◆ **WORK TO COMPLETE**
List each line of the records below that contains the string "caret". Case counts.

** Start RECORDS PROVIDED **

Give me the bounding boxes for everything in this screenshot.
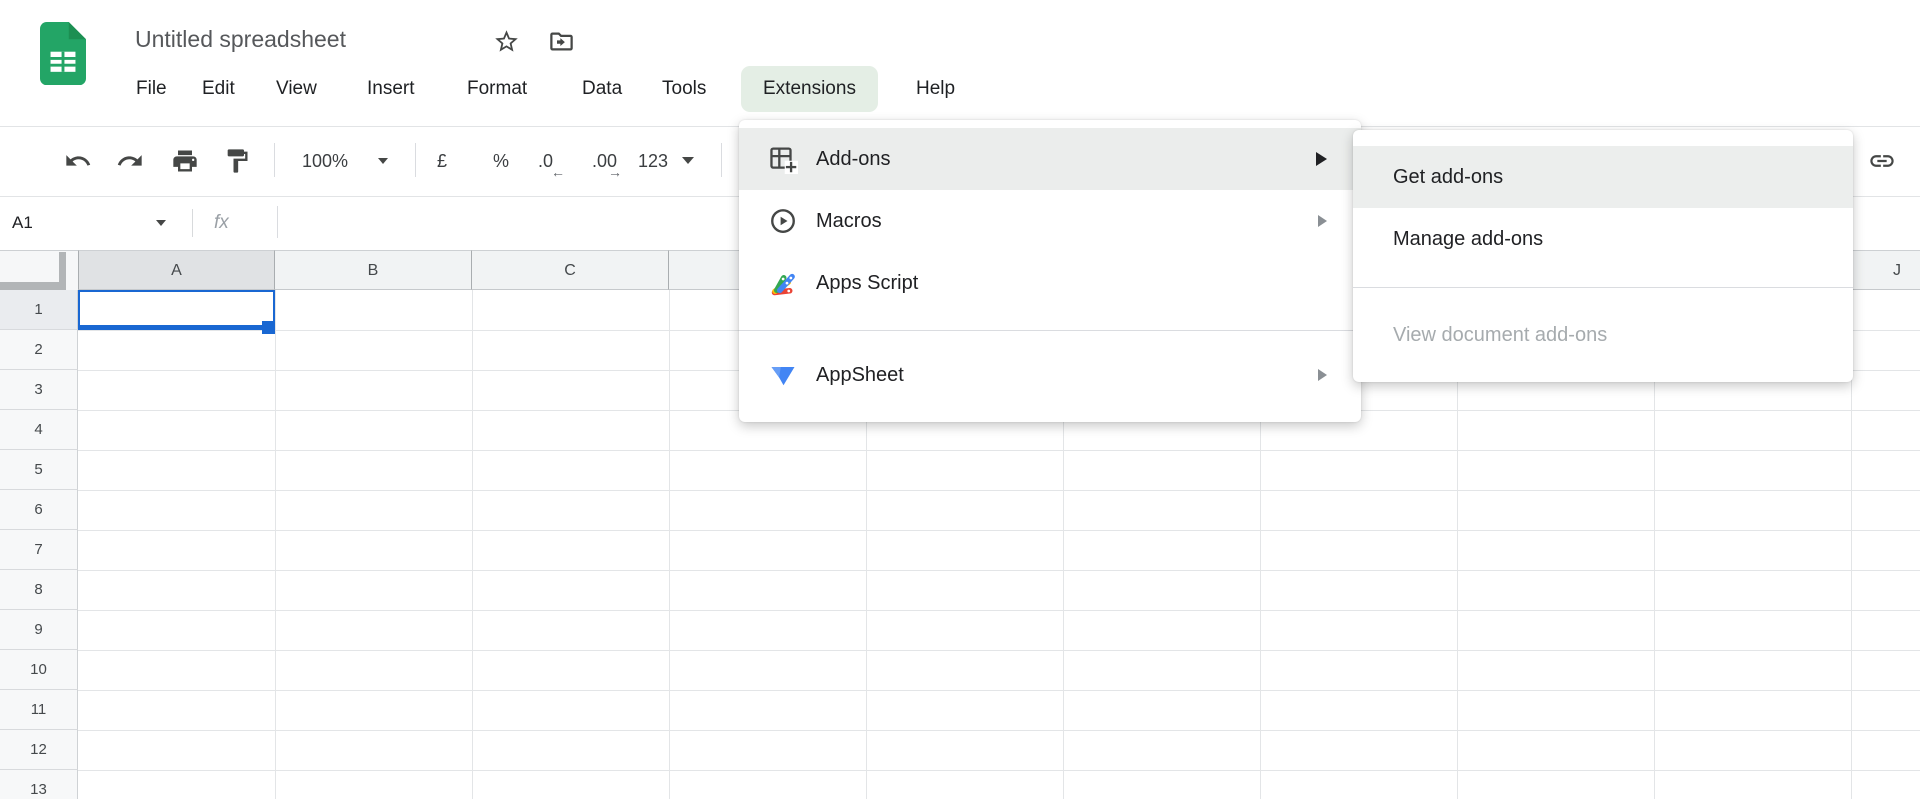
menubar-item-extensions[interactable]: Extensions [741,66,878,112]
menu-divider [739,330,1361,331]
menu-item-label: Macros [816,210,1318,233]
increase-decimal-arrow-icon: → [608,163,622,181]
menu-item-macros[interactable]: Macros [739,190,1361,252]
toolbar-divider [415,143,416,177]
row-header-7[interactable]: 7 [0,530,78,570]
row-header-2[interactable]: 2 [0,330,78,370]
row-header-10[interactable]: 10 [0,650,78,690]
zoom-select[interactable]: 100% [302,126,348,196]
menubar-item-tools[interactable]: Tools [647,66,721,112]
grid-column-line [472,290,473,799]
column-header-a[interactable]: A [78,250,275,290]
document-title[interactable]: Untitled spreadsheet [135,26,346,53]
grid-row-line [78,690,1920,691]
appsheet-icon [766,358,800,392]
link-icon[interactable] [1868,147,1896,175]
addons-icon [766,142,800,176]
row-header-5[interactable]: 5 [0,450,78,490]
number-format-button[interactable]: 123 [638,126,668,196]
menu-item-add-ons[interactable]: Add-ons [739,128,1361,190]
row-header-13[interactable]: 13 [0,770,78,799]
row-header-3[interactable]: 3 [0,370,78,410]
menu-item-manage-add-ons[interactable]: Manage add-ons [1353,208,1853,270]
submenu-arrow-icon [1318,369,1327,381]
grid-row-line [78,650,1920,651]
paint-format-icon[interactable] [223,147,251,175]
grid-row-line [78,530,1920,531]
row-header-12[interactable]: 12 [0,730,78,770]
menu-item-label: AppSheet [816,364,1318,387]
grid-row-line [78,610,1920,611]
formula-bar-divider [192,209,193,237]
row-header-9[interactable]: 9 [0,610,78,650]
row-header-11[interactable]: 11 [0,690,78,730]
grid-row-line [78,450,1920,451]
fill-handle[interactable] [262,321,275,334]
extensions-menu: Add-ons Macros Apps Script AppSheet [739,120,1361,422]
row-header-6[interactable]: 6 [0,490,78,530]
menu-item-apps-script[interactable]: Apps Script [739,252,1361,314]
row-header-4[interactable]: 4 [0,410,78,450]
redo-icon[interactable] [116,147,144,175]
toolbar-divider [274,143,275,177]
increase-decimal-button[interactable]: .00 [592,126,617,196]
column-header-j[interactable]: J [1851,250,1920,290]
percent-format-button[interactable]: % [493,126,509,196]
number-format-caret-icon[interactable] [682,157,694,164]
menu-divider [1353,287,1853,288]
selected-cell-outline[interactable] [78,290,275,330]
apps-script-icon [766,266,800,300]
menubar-item-edit[interactable]: Edit [187,66,250,112]
grid-row-line [78,490,1920,491]
sheets-logo-icon[interactable] [40,22,86,86]
decrease-decimal-arrow-icon: ← [551,163,565,181]
macros-play-icon [766,204,800,238]
addons-submenu: Get add-onsManage add-ons View document a… [1353,130,1853,382]
menubar-item-data[interactable]: Data [567,66,637,112]
menubar-item-format[interactable]: Format [452,66,542,112]
menubar-item-file[interactable]: File [121,66,182,112]
name-box[interactable]: A1 [12,196,33,250]
decrease-decimal-button[interactable]: .0 [538,126,553,196]
google-sheets-window: Untitled spreadsheet FileEditView Insert F… [0,0,1920,799]
print-icon[interactable] [171,147,199,175]
menubar-item-insert[interactable]: Insert [352,66,430,112]
grid-row-line [78,730,1920,731]
currency-format-button[interactable]: £ [437,126,447,196]
column-header-c[interactable]: C [472,250,669,290]
star-icon[interactable] [493,28,520,55]
menu-item-appsheet[interactable]: AppSheet [739,344,1361,406]
move-folder-icon[interactable] [548,28,575,55]
menu-item-label: Add-ons [816,148,1316,171]
grid-column-line [275,290,276,799]
grid-column-line [669,290,670,799]
formula-input-cursor[interactable] [277,206,278,238]
row-header-8[interactable]: 8 [0,570,78,610]
fx-label: fx [214,196,229,250]
grid-row-line [78,770,1920,771]
menubar-item-view[interactable]: View [261,66,332,112]
column-header-b[interactable]: B [275,250,472,290]
submenu-arrow-icon [1316,152,1327,166]
menubar-item-help[interactable]: Help [901,66,970,112]
name-box-caret-icon[interactable] [156,220,166,226]
menu-item-label: Apps Script [816,272,1327,295]
menu-item-get-add-ons[interactable]: Get add-ons [1353,146,1853,208]
row-header-1[interactable]: 1 [0,290,78,330]
grid-row-line [78,570,1920,571]
undo-icon[interactable] [64,147,92,175]
submenu-arrow-icon [1318,215,1327,227]
toolbar-divider [721,143,722,177]
zoom-caret-icon[interactable] [378,158,388,164]
menu-item-view-document-add-ons[interactable]: View document add-ons [1353,304,1853,366]
corner-edge [0,282,66,290]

** End RECORDS PROVIDED **

◆ **EXERCISE RESULT**
number-format-caret-icon[interactable] [682,157,694,164]
name-box-caret-icon[interactable] [156,220,166,226]
zoom-caret-icon[interactable] [378,158,388,164]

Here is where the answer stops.